Records excerpted from a collection
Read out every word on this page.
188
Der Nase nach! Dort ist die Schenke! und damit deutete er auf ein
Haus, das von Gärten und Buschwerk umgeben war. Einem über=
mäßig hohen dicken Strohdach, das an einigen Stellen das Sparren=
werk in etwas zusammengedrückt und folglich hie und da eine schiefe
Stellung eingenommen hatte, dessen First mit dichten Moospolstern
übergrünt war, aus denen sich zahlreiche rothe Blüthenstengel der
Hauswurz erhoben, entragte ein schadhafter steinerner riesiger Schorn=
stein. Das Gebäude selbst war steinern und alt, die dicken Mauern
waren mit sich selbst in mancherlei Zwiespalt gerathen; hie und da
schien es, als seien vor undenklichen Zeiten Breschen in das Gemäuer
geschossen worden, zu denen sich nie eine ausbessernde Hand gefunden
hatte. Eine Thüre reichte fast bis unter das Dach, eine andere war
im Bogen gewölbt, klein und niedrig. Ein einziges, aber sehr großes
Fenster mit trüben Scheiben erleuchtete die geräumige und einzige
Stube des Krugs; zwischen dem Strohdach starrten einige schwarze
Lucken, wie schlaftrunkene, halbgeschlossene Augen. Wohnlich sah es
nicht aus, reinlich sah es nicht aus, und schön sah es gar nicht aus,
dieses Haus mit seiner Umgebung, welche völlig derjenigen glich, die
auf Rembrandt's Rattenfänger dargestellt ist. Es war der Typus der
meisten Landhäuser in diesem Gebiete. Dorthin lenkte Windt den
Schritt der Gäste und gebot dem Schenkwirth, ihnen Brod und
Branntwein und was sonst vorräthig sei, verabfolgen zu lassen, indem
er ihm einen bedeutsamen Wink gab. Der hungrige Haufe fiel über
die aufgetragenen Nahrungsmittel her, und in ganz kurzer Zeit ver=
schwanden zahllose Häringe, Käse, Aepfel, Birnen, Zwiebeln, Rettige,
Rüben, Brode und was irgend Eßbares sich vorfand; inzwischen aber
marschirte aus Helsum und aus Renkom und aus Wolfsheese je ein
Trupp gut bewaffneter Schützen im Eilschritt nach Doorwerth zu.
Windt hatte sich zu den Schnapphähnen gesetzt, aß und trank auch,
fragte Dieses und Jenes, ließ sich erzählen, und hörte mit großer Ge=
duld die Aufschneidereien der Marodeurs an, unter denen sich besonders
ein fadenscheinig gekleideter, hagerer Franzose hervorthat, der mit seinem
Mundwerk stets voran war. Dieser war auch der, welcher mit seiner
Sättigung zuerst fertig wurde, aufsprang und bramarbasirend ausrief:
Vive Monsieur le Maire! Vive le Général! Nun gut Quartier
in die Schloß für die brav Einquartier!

◆ What you are asked to do ◆
Go through the records. Copy each line where "selbst" appears.

◆ Result of the exercise ◆
stein. Das Gebäude selbst war steinern und alt, die dicken Mauern
waren mit sich selbst in mancherlei Zwiespalt gerathen; hie und da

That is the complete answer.